▶ Given request:
Copy out every record below, word for word.

▶ Extracted information:
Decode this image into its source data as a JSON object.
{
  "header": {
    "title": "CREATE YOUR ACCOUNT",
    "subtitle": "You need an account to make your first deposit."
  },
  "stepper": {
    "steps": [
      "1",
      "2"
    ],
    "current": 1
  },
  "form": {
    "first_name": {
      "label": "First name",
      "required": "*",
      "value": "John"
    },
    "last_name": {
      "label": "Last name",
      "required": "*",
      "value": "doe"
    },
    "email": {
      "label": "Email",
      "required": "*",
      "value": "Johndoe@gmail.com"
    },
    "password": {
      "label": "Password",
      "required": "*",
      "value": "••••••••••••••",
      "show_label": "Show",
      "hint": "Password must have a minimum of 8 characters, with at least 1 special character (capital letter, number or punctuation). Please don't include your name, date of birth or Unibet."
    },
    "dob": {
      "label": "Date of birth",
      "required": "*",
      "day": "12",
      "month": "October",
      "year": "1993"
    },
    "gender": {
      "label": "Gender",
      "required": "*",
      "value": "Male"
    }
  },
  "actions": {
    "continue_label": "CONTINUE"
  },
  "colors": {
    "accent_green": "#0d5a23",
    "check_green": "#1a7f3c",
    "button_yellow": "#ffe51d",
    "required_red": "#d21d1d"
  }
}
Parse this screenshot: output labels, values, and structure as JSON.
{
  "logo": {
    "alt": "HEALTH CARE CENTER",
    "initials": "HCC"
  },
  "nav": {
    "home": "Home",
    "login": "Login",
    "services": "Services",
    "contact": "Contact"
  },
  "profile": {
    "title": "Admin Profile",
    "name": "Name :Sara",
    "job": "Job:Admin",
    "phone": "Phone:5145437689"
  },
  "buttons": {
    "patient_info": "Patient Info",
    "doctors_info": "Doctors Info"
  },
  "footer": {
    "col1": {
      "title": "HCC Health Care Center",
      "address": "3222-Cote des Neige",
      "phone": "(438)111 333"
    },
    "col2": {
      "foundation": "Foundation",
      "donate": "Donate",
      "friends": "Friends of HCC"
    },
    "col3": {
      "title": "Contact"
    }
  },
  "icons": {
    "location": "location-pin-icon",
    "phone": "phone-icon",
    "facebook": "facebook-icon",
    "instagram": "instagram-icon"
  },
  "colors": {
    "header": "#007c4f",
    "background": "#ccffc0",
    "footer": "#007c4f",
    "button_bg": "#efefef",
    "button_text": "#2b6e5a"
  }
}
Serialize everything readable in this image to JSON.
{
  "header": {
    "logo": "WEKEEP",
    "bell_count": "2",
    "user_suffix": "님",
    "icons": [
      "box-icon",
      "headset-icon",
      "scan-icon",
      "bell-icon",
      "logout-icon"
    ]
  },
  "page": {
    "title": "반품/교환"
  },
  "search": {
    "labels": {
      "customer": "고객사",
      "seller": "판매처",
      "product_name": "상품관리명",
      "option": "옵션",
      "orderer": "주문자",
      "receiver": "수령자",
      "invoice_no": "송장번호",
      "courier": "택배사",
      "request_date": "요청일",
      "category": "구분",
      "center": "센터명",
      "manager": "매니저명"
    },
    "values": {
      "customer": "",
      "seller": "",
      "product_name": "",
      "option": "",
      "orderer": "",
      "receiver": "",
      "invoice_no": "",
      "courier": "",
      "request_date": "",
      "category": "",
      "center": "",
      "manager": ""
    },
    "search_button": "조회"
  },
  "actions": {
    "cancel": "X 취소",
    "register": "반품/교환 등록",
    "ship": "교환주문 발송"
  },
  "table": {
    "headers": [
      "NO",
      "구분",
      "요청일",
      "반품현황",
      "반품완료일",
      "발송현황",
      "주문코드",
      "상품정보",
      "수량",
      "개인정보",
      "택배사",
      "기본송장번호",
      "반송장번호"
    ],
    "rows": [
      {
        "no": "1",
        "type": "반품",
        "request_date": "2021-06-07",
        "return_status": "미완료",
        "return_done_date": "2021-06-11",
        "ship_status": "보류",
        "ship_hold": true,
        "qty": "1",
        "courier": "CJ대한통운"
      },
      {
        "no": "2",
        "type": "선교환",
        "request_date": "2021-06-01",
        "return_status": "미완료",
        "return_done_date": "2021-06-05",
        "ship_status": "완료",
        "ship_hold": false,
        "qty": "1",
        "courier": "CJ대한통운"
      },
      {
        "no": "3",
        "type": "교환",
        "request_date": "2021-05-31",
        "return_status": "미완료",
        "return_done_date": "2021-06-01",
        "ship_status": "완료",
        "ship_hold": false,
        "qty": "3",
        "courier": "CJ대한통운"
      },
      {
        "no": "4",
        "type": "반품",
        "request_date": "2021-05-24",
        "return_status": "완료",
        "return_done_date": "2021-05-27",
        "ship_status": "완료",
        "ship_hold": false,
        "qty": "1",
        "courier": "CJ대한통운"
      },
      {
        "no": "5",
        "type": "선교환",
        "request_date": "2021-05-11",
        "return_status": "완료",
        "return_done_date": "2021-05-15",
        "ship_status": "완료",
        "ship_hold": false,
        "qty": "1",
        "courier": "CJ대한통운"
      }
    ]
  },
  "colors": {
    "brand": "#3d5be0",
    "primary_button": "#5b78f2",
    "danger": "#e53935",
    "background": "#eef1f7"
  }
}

▶ The solution:
Decode this image into its source data as a JSON object.
{
  "header": {
    "title": "CREATE YOUR ACCOUNT",
    "subtitle": "You need an account to make your first deposit."
  },
  "stepper": {
    "steps": [
      "1",
      "2"
    ],
    "current": 1
  },
  "form": {
    "first_name": {
      "label": "First name",
      "required": "*",
      "value": "John"
    },
    "last_name": {
      "label": "Last name",
      "required": "*",
      "value": "doe"
    },
    "email": {
      "label": "Email",
      "required": "*",
      "value": "Johndoe@gmail.com"
    },
    "password": {
      "label": "Password",
      "required": "*",
      "value": "••••••••••••••",
      "show_label": "Show",
      "hint": "Password must have a minimum of 8 characters, with at least 1 special character (capital letter, number or punctuation). Please don't include your name, date of birth or Unibet."
    },
    "dob": {
      "label": "Date of birth",
      "required": "*",
      "day": "12",
      "month": "October",
      "year": "1993"
    },
    "gender": {
      "label": "Gender",
      "required": "*",
      "value": "Male"
    }
  },
  "actions": {
    "continue_label": "CONTINUE"
  },
  "colors": {
    "accent_green": "#0d5a23",
    "check_green": "#1a7f3c",
    "button_yellow": "#ffe51d",
    "required_red": "#d21d1d"
  }
}
Parse this screenshot: output labels, values, and structure as JSON.
{
  "logo": {
    "alt": "HEALTH CARE CENTER",
    "initials": "HCC"
  },
  "nav": {
    "home": "Home",
    "login": "Login",
    "services": "Services",
    "contact": "Contact"
  },
  "profile": {
    "title": "Admin Profile",
    "name": "Name :Sara",
    "job": "Job:Admin",
    "phone": "Phone:5145437689"
  },
  "buttons": {
    "patient_info": "Patient Info",
    "doctors_info": "Doctors Info"
  },
  "footer": {
    "col1": {
      "title": "HCC Health Care Center",
      "address": "3222-Cote des Neige",
      "phone": "(438)111 333"
    },
    "col2": {
      "foundation": "Foundation",
      "donate": "Donate",
      "friends": "Friends of HCC"
    },
    "col3": {
      "title": "Contact"
    }
  },
  "icons": {
    "location": "location-pin-icon",
    "phone": "phone-icon",
    "facebook": "facebook-icon",
    "instagram": "instagram-icon"
  },
  "colors": {
    "header": "#007c4f",
    "background": "#ccffc0",
    "footer": "#007c4f",
    "button_bg": "#efefef",
    "button_text": "#2b6e5a"
  }
}
Serialize everything readable in this image to JSON.
{
  "header": {
    "logo": "WEKEEP",
    "bell_count": "2",
    "user_suffix": "님",
    "icons": [
      "box-icon",
      "headset-icon",
      "scan-icon",
      "bell-icon",
      "logout-icon"
    ]
  },
  "page": {
    "title": "반품/교환"
  },
  "search": {
    "labels": {
      "customer": "고객사",
      "seller": "판매처",
      "product_name": "상품관리명",
      "option": "옵션",
      "orderer": "주문자",
      "receiver": "수령자",
      "invoice_no": "송장번호",
      "courier": "택배사",
      "request_date": "요청일",
      "category": "구분",
      "center": "센터명",
      "manager": "매니저명"
    },
    "values": {
      "customer": "",
      "seller": "",
      "product_name": "",
      "option": "",
      "orderer": "",
      "receiver": "",
      "invoice_no": "",
      "courier": "",
      "request_date": "",
      "category": "",
      "center": "",
      "manager": ""
    },
    "search_button": "조회"
  },
  "actions": {
    "cancel": "X 취소",
    "register": "반품/교환 등록",
    "ship": "교환주문 발송"
  },
  "table": {
    "headers": [
      "NO",
      "구분",
      "요청일",
      "반품현황",
      "반품완료일",
      "발송현황",
      "주문코드",
      "상품정보",
      "수량",
      "개인정보",
      "택배사",
      "기본송장번호",
      "반송장번호"
    ],
    "rows": [
      {
        "no": "1",
        "type": "반품",
        "request_date": "2021-06-07",
        "return_status": "미완료",
        "return_done_date": "2021-06-11",
        "ship_status": "보류",
        "ship_hold": true,
        "qty": "1",
        "courier": "CJ대한통운"
      },
      {
        "no": "2",
        "type": "선교환",
        "request_date": "2021-06-01",
        "return_status": "미완료",
        "return_done_date": "2021-06-05",
        "ship_status": "완료",
        "ship_hold": false,
        "qty": "1",
        "courier": "CJ대한통운"
      },
      {
        "no": "3",
        "type": "교환",
        "request_date": "2021-05-31",
        "return_status": "미완료",
        "return_done_date": "2021-06-01",
        "ship_status": "완료",
        "ship_hold": false,
        "qty": "3",
        "courier": "CJ대한통운"
      },
      {
        "no": "4",
        "type": "반품",
        "request_date": "2021-05-24",
        "return_status": "완료",
        "return_done_date": "2021-05-27",
        "ship_status": "완료",
        "ship_hold": false,
        "qty": "1",
        "courier": "CJ대한통운"
      },
      {
        "no": "5",
        "type": "선교환",
        "request_date": "2021-05-11",
        "return_status": "완료",
        "return_done_date": "2021-05-15",
        "ship_status": "완료",
        "ship_hold": false,
        "qty": "1",
        "courier": "CJ대한통운"
      }
    ]
  },
  "colors": {
    "brand": "#3d5be0",
    "primary_button": "#5b78f2",
    "danger": "#e53935",
    "background": "#eef1f7"
  }
}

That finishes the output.